▸ **ZU ERLEDIGENDE AUFGABE A**:
Gib die Zeilen der Einträge von der Zeile mit „List UI elements“ bis zur Zeile mit „y-tick-label: 50 [28, 164, 40, 176]“ unverändert wieder, beide Zeilen eingeschlossen.

Ein Standpunkt von Deniz Cicek-Görkem
Das Frauenschwimmen und die Verhüllung des weiblichen Körpers werden im Westen manchmal kontrovers diskutiert. Die Autorin ist Muslima und hat darauf ihren eigenen Blick: Aus welchem Grund auch immer Frauen nicht mit Männern schwimmen wollen – sie sollten das frei und selbstbestimmt entscheiden können.
Frauenschwimmen gibt es in Deutschland schon seit vielen Jahren. Es gibt Frauen die Möglichkeit, in einer entspannten und geschützten Umgebung zu schwimmen, ohne sich dabei unwohl zu fühlen.
Besonders wichtig ist das Angebot für Frauen, die aus kulturellen oder religiösen Gründen nicht gemischtgeschlechtliche Schwimmbäder besuchen können oder möchten. So können sie Sport treiben, sich entspannen und ihre Gesundheit fördern, ohne aufgrund ihrer persönlichen Überzeugungen eingeschränkt zu werden.
Innerhalb der muslimischen Community beschäftigt uns Frauen das Thema in regelmäßigen Abständen, vor allem im Sommer. Wo kann ich als Muslimin im knappen Badeanzug ungestört schwimmen und mich – ohne unangenehme Blicke auf mich zu ziehen – auf den Sport konzentrieren?
Als hilfreich empfand ich eine Website extra für das Frauenschwimmen. Die Seite gibt es seit mehr als neun Jahren. Dort kann man nach Bundesländern geordnet schauen, welche Bäder Frauenschwimmen anbieten.
Auch unter muslimischen Freundinnen hat man Infos dazu bekommen, es spricht sich eben herum. Der Website-Betreiber berichtete mir, er würde vor allem Anfragen von muslimischen Türkinnen und Araberinnen erhalten.

▸ **ZU ERLEDIGENDE AUFGABE B**:
Führe den Text über das Frauenschwimmen im Anschluss an seinen letzten Satz weiter.

▸ **EXTRAHIERTE DATEN**:
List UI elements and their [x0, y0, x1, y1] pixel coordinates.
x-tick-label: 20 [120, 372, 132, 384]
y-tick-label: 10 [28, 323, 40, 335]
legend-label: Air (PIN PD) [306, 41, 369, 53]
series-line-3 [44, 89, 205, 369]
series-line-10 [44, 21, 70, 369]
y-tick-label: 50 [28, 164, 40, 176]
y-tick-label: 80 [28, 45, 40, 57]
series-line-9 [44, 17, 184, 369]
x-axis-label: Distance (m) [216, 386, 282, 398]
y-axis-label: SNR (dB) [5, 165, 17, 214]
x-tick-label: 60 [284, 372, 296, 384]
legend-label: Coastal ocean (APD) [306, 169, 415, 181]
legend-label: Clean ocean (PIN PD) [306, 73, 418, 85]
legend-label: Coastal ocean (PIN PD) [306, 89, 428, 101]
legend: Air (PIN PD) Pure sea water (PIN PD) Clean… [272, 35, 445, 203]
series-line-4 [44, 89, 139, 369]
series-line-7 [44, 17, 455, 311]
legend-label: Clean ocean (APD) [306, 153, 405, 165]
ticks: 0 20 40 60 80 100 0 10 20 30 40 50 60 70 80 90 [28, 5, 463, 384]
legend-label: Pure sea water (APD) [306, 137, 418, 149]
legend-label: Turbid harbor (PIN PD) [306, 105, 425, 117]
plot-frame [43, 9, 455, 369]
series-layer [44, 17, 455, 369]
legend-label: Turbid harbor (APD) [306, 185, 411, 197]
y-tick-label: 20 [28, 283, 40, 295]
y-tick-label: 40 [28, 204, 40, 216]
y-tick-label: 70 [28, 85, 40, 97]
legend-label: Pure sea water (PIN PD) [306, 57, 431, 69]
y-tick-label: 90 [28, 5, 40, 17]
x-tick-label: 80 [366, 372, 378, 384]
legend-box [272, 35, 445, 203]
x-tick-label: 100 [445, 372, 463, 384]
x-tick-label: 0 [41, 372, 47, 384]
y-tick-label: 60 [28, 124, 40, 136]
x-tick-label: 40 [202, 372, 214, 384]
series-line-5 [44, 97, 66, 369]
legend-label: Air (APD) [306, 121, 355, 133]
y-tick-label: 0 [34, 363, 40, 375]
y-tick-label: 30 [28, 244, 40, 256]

---

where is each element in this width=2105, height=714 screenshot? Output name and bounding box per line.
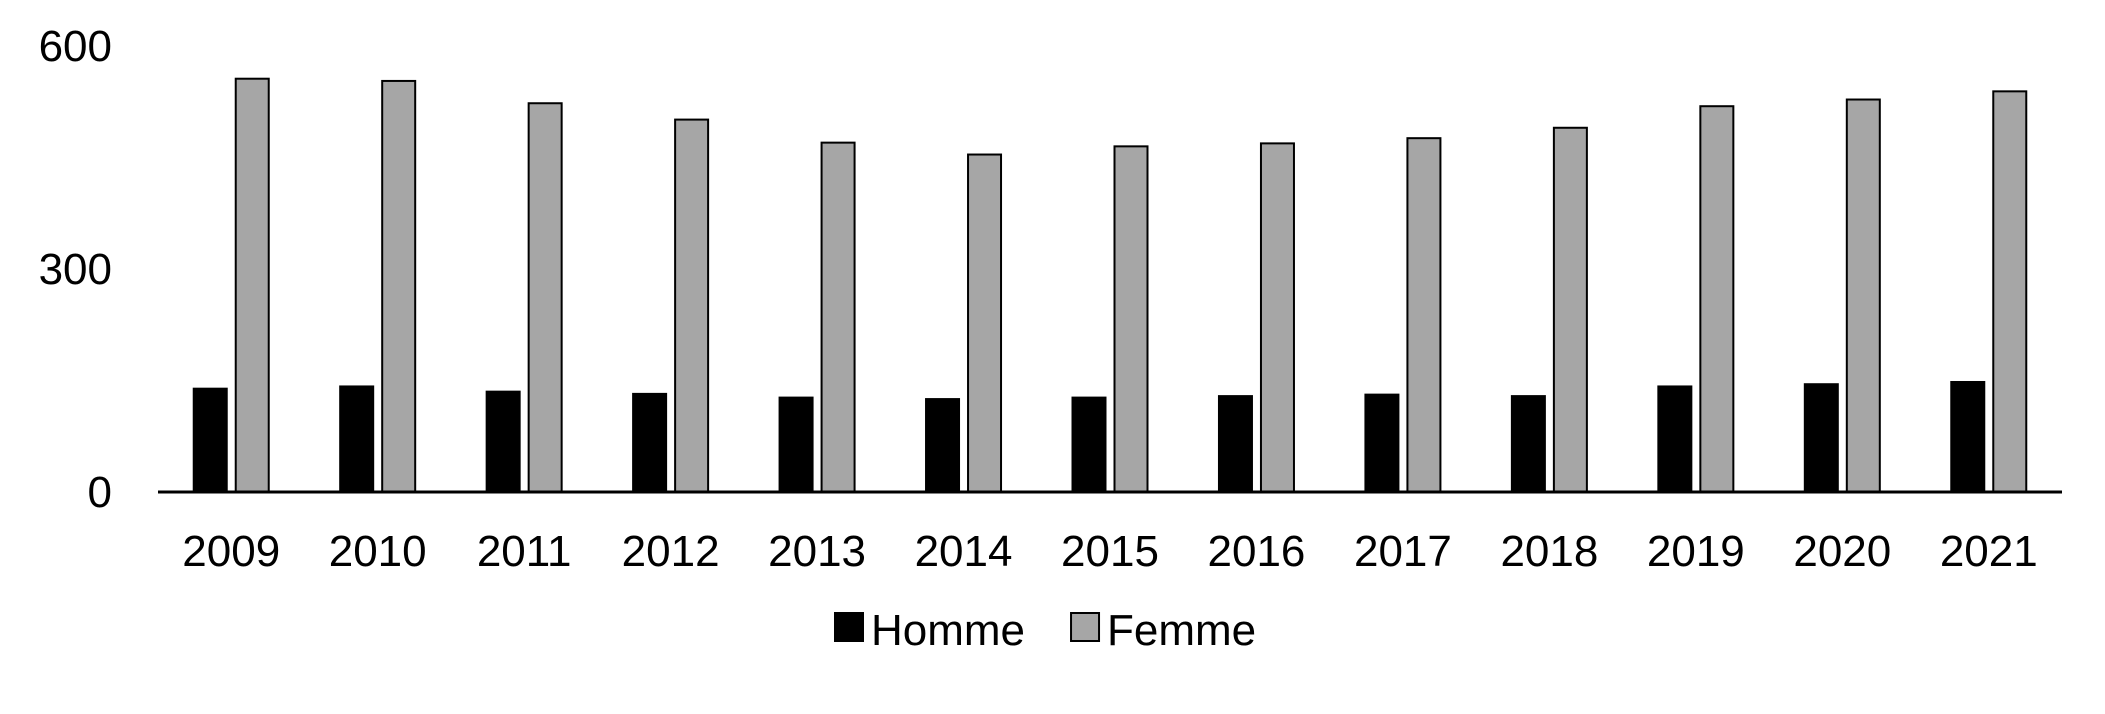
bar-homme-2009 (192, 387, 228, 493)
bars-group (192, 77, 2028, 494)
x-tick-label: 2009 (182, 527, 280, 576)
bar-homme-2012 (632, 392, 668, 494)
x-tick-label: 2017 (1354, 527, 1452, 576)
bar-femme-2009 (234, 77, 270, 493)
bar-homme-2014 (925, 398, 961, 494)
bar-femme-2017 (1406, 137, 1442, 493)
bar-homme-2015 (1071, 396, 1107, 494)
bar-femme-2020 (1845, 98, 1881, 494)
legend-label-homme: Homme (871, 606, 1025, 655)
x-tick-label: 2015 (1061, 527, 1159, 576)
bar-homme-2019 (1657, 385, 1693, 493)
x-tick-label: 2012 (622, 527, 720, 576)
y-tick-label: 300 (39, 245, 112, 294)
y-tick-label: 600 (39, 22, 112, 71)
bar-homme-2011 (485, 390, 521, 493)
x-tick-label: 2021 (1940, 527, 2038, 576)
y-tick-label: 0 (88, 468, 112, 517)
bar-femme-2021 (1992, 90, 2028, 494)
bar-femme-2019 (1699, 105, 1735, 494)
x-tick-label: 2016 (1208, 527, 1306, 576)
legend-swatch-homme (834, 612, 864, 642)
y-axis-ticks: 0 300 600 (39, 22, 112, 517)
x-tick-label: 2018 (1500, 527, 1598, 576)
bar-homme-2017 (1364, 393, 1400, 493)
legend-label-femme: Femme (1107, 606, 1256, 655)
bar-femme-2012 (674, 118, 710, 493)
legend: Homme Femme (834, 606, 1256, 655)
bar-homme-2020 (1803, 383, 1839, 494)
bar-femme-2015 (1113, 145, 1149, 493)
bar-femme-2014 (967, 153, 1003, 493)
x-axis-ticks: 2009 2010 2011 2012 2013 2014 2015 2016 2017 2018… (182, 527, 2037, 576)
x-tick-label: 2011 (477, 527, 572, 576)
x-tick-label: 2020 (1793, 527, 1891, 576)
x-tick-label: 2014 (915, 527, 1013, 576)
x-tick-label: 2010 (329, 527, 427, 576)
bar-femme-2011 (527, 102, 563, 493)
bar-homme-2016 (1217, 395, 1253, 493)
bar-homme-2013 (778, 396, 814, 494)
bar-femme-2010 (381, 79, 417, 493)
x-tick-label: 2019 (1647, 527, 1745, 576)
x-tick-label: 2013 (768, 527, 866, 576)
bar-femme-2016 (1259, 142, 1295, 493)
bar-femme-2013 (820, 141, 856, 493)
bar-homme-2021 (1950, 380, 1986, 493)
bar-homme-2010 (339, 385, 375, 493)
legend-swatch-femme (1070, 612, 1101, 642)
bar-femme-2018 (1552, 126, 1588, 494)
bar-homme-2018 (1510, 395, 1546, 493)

▸ **SCHRIFTLICHE ANTWORT A**:
List UI elements and their [x0, y0, x1, y1] pixel coordinates.
x-tick-label: 20 [120, 372, 132, 384]
y-tick-label: 10 [28, 323, 40, 335]
legend-label: Air (PIN PD) [306, 41, 369, 53]
series-line-3 [44, 89, 205, 369]
series-line-10 [44, 21, 70, 369]
y-tick-label: 50 [28, 164, 40, 176]

▸ **SCHRIFTLICHE ANTWORT B**:
Religiös geprägter vs. westlich orientierter Kleidungsstil
Um die Notwendigkeit oder die Sinnhaftigkeit von Frauenschwimmen zu verstehen, dürfte es hilfreich sein, sich in die Situation dieseer Frauen zu versetzen: Sie kleiden sich im Alltag bedeckt, zeigen wenig Haut und möchten gerne dennoch schwimmen gehen, ohne dass Männer zuschauen.
Klar könnte man auch sagen: Es gibt doch heutzutage Burkinis! Ja, Burkinis, also Schwimmanzüge (Englisch modest), sind eine gute Sache, und man kann sie mittlerweile auch in Deutschland kaufen. Manche Frauen wollen aber einfach nur unter sich bleiben, da hilft auch der Burkini nicht weiter.
Das Frauenschwimmen ist also optimal, vorausgesetzt, das Aufsichtspersonal in den Bädern ist auch weiblich. Aufgrund des Personalmangels fehlen in ganz Deutschland allerdings auch in dieser Branche Fachkräfte, gerade auch weibliche.
Die Freiheit über den eigenen Körper
Für westlich orientierte Menschen ist es vielleicht nicht nachvollziehbar, warum die Frauen sich separat treffen, um einem Sport nachzugehen. Frauen haben doch in unserer Gesellschaft das Recht, ebenso wie die Männer, selbstbestimmt zu entscheiden.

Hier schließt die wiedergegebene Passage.